— begin Extracted data —

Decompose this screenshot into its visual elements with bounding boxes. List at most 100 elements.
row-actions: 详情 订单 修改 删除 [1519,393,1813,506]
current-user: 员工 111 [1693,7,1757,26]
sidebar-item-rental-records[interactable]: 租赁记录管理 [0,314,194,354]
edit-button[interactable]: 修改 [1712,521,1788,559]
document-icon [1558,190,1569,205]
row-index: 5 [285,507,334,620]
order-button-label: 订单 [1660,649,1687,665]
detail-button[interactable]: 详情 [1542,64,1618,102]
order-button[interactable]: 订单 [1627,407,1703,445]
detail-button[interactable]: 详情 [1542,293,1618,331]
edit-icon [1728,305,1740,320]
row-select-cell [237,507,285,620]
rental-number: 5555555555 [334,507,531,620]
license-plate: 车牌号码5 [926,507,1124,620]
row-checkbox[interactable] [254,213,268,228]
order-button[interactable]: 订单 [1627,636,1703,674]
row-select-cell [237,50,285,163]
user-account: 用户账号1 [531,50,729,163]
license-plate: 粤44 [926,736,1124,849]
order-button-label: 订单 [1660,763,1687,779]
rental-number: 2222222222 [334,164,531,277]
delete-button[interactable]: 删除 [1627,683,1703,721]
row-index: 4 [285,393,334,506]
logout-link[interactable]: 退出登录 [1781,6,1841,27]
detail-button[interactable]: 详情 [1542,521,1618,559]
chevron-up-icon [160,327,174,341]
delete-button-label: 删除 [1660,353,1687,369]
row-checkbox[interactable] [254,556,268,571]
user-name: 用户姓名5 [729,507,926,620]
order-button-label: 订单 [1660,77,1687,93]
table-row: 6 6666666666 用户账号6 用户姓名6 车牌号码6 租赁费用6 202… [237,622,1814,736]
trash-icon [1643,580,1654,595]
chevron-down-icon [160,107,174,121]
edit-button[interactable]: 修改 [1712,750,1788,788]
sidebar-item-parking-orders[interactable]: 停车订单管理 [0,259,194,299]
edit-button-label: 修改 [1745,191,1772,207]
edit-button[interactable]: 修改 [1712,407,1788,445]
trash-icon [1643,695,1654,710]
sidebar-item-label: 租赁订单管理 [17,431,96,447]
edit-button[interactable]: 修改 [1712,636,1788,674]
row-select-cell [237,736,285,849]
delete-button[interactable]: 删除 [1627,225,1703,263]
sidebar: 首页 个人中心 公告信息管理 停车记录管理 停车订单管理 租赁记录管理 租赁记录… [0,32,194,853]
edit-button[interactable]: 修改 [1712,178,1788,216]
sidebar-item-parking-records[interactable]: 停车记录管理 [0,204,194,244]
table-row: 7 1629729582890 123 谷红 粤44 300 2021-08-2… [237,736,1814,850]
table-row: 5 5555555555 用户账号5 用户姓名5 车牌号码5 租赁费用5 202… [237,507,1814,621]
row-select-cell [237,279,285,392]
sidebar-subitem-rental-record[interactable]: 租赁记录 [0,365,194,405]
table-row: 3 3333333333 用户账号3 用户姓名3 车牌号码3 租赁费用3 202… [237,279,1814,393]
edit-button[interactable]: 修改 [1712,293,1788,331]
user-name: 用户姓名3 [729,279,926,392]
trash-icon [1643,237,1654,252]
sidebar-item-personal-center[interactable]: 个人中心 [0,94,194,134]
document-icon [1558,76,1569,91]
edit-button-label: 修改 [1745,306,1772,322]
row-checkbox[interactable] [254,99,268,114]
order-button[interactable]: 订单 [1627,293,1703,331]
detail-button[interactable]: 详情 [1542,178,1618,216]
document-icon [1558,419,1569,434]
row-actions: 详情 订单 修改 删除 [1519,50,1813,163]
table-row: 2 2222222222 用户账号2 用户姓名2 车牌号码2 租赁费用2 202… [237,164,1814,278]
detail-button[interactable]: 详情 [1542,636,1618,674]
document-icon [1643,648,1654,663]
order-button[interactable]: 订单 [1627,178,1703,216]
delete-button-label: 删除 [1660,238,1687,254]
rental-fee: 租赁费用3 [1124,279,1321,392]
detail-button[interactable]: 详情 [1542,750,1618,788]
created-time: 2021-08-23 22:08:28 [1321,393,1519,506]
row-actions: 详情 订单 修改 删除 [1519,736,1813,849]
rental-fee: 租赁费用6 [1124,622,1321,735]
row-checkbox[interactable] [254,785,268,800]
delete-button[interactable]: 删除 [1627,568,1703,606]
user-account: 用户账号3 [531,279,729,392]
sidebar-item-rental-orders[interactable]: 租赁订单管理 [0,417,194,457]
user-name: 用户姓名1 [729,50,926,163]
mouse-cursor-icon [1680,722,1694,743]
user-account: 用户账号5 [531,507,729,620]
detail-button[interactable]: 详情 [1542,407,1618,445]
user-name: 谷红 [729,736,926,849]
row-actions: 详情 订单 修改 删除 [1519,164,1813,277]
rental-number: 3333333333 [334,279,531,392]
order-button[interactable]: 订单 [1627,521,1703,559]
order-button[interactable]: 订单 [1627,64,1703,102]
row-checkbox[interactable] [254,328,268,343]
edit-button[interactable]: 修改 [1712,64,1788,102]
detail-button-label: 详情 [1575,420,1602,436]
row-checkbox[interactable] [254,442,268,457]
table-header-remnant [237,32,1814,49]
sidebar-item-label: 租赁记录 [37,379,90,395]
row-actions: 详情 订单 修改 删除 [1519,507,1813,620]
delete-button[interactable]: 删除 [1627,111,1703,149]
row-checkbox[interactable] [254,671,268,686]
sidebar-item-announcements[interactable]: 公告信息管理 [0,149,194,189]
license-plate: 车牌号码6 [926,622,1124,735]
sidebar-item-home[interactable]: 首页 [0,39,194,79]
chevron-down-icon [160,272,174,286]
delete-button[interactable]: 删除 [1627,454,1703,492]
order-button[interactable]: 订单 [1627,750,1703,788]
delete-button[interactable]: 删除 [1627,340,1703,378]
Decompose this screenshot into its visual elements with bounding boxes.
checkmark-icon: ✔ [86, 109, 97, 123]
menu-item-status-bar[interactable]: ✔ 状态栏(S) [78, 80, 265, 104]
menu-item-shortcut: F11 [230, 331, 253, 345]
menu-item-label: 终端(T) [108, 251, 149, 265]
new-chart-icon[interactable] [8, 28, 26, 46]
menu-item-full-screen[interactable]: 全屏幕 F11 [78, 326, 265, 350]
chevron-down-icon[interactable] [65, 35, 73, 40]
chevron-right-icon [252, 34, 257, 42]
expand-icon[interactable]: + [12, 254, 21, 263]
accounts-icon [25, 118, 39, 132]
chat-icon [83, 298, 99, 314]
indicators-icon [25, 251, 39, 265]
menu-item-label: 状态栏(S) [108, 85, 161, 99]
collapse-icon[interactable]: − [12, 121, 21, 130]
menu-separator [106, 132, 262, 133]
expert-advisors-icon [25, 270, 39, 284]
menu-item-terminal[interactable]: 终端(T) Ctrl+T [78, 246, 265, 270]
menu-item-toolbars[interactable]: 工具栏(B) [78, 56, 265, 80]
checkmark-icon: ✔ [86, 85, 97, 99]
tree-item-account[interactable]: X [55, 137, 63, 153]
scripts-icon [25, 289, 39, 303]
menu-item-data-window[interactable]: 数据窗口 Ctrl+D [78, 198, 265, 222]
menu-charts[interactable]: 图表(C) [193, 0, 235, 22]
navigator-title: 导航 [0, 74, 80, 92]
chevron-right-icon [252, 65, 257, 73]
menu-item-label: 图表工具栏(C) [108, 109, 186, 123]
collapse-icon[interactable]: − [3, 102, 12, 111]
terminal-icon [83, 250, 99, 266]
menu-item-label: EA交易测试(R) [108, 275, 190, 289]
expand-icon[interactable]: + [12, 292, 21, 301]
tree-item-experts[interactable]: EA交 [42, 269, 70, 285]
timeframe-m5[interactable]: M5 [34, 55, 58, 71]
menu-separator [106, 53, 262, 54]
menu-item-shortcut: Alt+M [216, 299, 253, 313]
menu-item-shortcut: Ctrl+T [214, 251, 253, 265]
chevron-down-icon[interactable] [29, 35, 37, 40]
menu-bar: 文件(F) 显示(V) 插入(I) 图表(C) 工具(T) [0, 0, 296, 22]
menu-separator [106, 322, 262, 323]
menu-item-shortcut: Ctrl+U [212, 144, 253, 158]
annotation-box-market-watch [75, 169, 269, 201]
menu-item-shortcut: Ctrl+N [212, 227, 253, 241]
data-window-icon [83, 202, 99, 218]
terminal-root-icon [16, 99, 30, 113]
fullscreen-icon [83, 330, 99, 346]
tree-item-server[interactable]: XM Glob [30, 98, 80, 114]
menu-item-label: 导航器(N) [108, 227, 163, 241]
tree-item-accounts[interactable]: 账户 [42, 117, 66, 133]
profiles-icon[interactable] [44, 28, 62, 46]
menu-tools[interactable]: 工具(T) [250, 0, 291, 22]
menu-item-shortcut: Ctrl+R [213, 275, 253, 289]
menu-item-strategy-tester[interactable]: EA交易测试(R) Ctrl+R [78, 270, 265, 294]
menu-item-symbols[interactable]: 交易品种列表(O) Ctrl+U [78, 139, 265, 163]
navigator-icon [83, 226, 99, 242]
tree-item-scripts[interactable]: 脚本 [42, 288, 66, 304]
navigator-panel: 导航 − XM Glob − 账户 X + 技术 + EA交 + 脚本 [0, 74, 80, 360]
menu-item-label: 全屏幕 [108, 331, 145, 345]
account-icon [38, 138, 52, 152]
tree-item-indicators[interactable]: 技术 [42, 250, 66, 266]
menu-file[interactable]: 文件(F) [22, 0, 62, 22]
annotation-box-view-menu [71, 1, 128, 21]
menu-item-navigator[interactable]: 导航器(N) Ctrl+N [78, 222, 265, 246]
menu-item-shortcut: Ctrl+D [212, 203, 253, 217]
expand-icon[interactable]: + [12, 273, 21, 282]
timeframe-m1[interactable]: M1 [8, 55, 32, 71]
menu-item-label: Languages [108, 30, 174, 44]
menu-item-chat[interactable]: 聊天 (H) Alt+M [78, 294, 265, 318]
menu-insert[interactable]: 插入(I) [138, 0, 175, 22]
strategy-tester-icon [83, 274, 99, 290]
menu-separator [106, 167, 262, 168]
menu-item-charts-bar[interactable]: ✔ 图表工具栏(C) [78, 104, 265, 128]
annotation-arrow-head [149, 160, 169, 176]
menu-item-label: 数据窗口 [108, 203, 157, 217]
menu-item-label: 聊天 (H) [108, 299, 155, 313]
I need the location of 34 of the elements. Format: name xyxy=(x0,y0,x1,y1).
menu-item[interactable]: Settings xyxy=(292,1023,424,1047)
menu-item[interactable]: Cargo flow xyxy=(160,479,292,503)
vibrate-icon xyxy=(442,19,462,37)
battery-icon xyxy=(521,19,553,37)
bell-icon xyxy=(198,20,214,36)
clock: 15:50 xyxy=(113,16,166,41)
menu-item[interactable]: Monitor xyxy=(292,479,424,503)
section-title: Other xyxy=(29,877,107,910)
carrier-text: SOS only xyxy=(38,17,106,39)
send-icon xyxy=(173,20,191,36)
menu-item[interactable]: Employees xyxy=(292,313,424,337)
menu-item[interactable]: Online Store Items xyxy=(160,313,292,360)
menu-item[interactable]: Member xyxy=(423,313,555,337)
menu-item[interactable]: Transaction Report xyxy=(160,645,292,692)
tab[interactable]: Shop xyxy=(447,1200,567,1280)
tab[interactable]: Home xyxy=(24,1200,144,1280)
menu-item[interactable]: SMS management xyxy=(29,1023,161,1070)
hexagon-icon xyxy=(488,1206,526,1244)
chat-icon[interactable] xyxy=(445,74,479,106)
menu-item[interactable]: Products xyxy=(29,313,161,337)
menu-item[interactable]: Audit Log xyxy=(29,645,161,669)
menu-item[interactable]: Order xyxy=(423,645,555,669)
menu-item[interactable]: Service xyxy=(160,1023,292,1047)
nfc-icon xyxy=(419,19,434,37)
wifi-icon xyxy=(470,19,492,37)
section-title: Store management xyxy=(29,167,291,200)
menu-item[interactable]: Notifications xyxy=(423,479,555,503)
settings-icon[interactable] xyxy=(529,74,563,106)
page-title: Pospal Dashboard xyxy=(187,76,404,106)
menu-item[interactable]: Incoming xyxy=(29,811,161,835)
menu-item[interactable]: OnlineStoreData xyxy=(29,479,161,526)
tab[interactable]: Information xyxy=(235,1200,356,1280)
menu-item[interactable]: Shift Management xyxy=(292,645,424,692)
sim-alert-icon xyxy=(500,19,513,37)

— end Extracted data —

Copy out the listing from its first line through the line that contains "row-index: 5 [285,507,334,620]", including both of those lines.

Decompose this screenshot into its visual elements with bounding boxes. List at most 100 elements.
row-actions: 详情 订单 修改 删除 [1519,393,1813,506]
current-user: 员工 111 [1693,7,1757,26]
sidebar-item-rental-records[interactable]: 租赁记录管理 [0,314,194,354]
edit-button[interactable]: 修改 [1712,521,1788,559]
document-icon [1558,190,1569,205]
row-index: 5 [285,507,334,620]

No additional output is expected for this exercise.